**Entries:**
[Start]
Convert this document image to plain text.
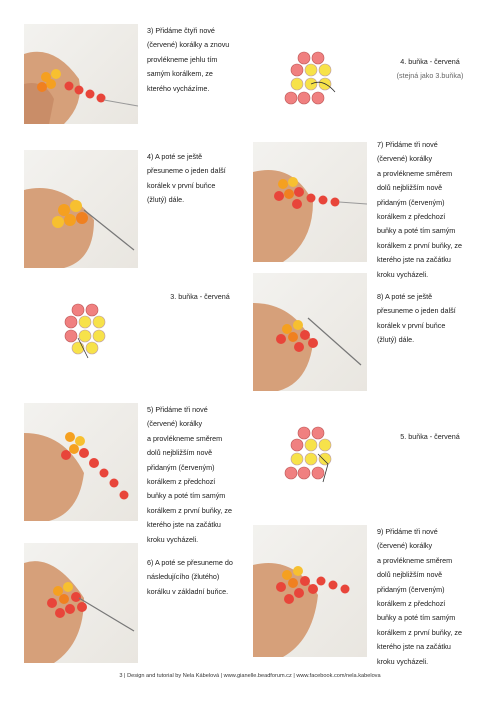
3) Přidáme čtyři nové
(červené) korálky a znovu
provlékneme jehlu tím
samým korálkem, ze
kterého vycházíme.
4. buňka - červená
(stejná jako 3.buňka)
4) A poté se ještě
přesuneme o jeden další
korálek v první buňce
(žlutý) dále.
7) Přidáme tři nové
(červené) korálky
a provlékneme směrem
dolů nejbližším nově
přidaným (červeným)
korálkem z předchozí
buňky a poté tím samým
korálkem z první buňky, ze
kterého jste na začátku
kroku vycházeli.
3. buňka - červená	8) A poté se ještě
přesuneme o jeden další
korálek v první buňce
(žlutý) dále.
5) Přidáme tři nové
(červené) korálky
a provlékneme směrem
dolů nejbližším nově
přidaným (červeným)
korálkem z předchozí
buňky a poté tím samým
korálkem z první buňky, ze
kterého jste na začátku
kroku vycházeli.
5. buňka - červená
6) A poté se přesuneme do
následujícího (žlutého)
korálku v základní buňce.
9) Přidáme tři nové
(červené) korálky
a provlékneme směrem
dolů nejbližším nově
přidaným (červeným)
korálkem z předchozí
buňky a poté tím samým
korálkem z první buňky, ze
kterého jste na začátku
kroku vycházeli.
3 | Design and tutorial by Nela Kábelová | www.gianelle.beadforum.cz | www.facebook.com/nela.kabelova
[End]
**What is needed:** Set every line down exactly as written, leaving each picture out.

**Output for this exercise:**
Convert this document image to plain text.
3) Přidáme čtyři nové
(červené) korálky a znovu
provlékneme jehlu tím
samým korálkem, ze
kterého vycházíme.
4. buňka - červená
(stejná jako 3.buňka)
4) A poté se ještě
přesuneme o jeden další
korálek v první buňce
(žlutý) dále.
7) Přidáme tři nové
(červené) korálky
a provlékneme směrem
dolů nejbližším nově
přidaným (červeným)
korálkem z předchozí
buňky a poté tím samým
korálkem z první buňky, ze
kterého jste na začátku
kroku vycházeli.
3. buňka - červená	8) A poté se ještě
přesuneme o jeden další
korálek v první buňce
(žlutý) dále.
5) Přidáme tři nové
(červené) korálky
a provlékneme směrem
dolů nejbližším nově
přidaným (červeným)
korálkem z předchozí
buňky a poté tím samým
korálkem z první buňky, ze
kterého jste na začátku
kroku vycházeli.
5. buňka - červená
6) A poté se přesuneme do
následujícího (žlutého)
korálku v základní buňce.
9) Přidáme tři nové
(červené) korálky
a provlékneme směrem
dolů nejbližším nově
přidaným (červeným)
korálkem z předchozí
buňky a poté tím samým
korálkem z první buňky, ze
kterého jste na začátku
kroku vycházeli.
3 | Design and tutorial by Nela Kábelová | www.gianelle.beadforum.cz | www.facebook.com/nela.kabelova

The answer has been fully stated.